Saved data entries
▽

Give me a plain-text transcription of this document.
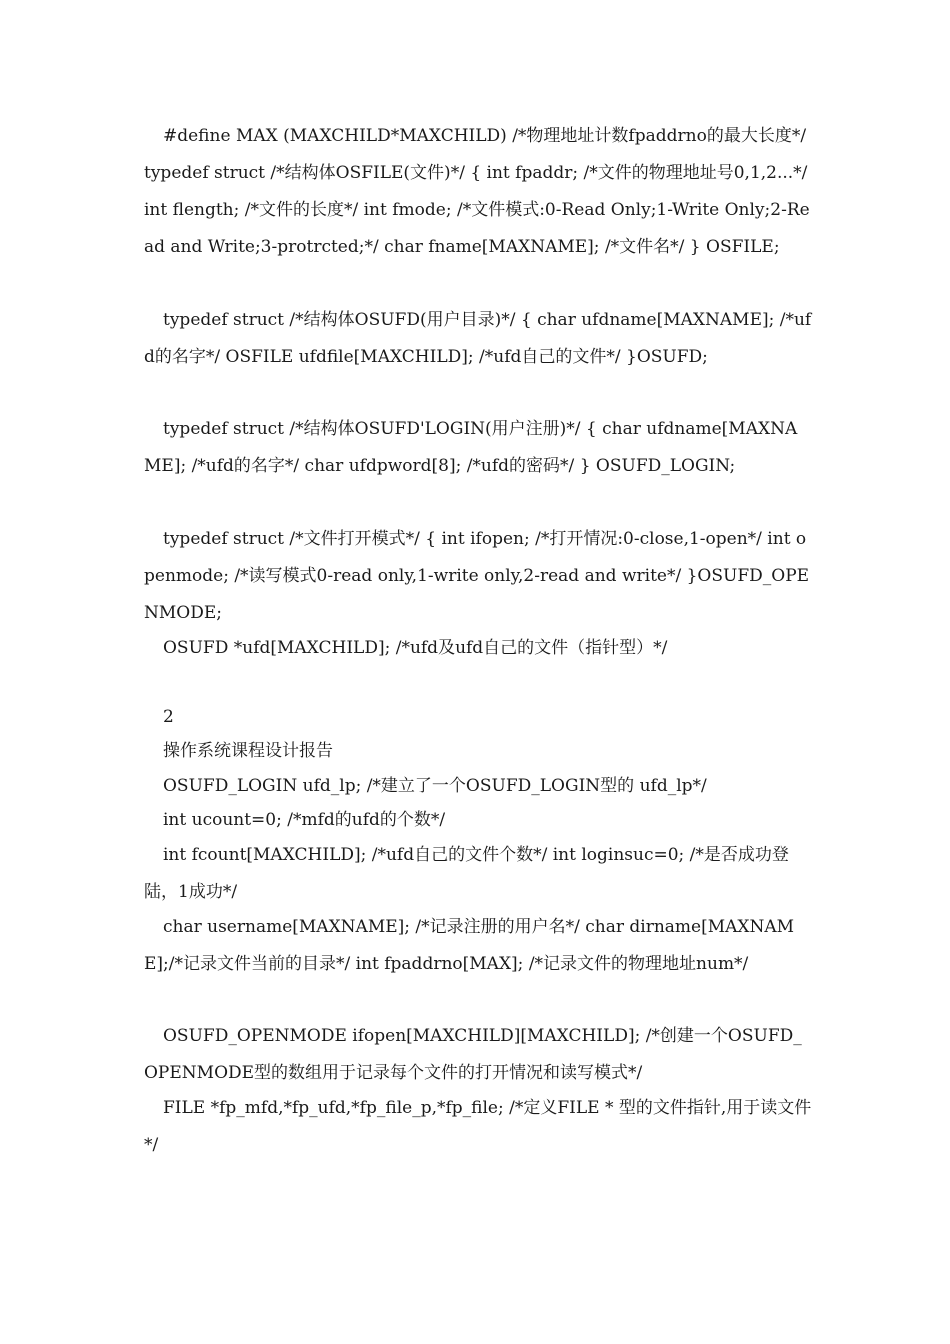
#define MAX (MAXCHILD*MAXCHILD) /*物理地址计数fpaddrno的最大长度*/ typedef struct /*结构体OSFILE(文件)*/ { int fpaddr; /*文件的物理地址号0,1,2...*/ int flength; /*文件的长度*/ int fmode; /*文件模式:0-Read Only;1-Write Only;2-Read and Write;3-protrcted;*/ char fname[MAXNAME]; /*文件名*/ } OSFILE;

typedef struct /*结构体OSUFD(用户目录)*/ { char ufdname[MAXNAME]; /*ufd的名字*/ OSFILE ufdfile[MAXCHILD]; /*ufd自己的文件*/ }OSUFD;

typedef struct /*结构体OSUFD'LOGIN(用户注册)*/ { char ufdname[MAXNAME]; /*ufd的名字*/ char ufdpword[8]; /*ufd的密码*/ } OSUFD_LOGIN;

typedef struct /*文件打开模式*/ { int ifopen; /*打开情况:0-close,1-open*/ int openmode; /*读写模式0-read only,1-write only,2-read and write*/ }OSUFD_OPENMODE;

OSUFD *ufd[MAXCHILD]; /*ufd及ufd自己的文件（指针型）*/

2

操作系统课程设计报告

OSUFD_LOGIN ufd_lp; /*建立了一个OSUFD_LOGIN型的 ufd_lp*/

int ucount=0; /*mfd的ufd的个数*/

int fcount[MAXCHILD]; /*ufd自己的文件个数*/ int loginsuc=0; /*是否成功登陆，1成功*/

char username[MAXNAME]; /*记录注册的用户名*/ char dirname[MAXNAME];/*记录文件当前的目录*/ int fpaddrno[MAX]; /*记录文件的物理地址num*/

OSUFD_OPENMODE ifopen[MAXCHILD][MAXCHILD]; /*创建一个OSUFD_OPENMODE型的数组用于记录每个文件的打开情况和读写模式*/

FILE *fp_mfd,*fp_ufd,*fp_file_p,*fp_file; /*定义FILE * 型的文件指针,用于读文件*/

△

#### What is needed
For the data above, state how many lines contain "OSFILE"; the number is the whole answer.

#### Correct answer
2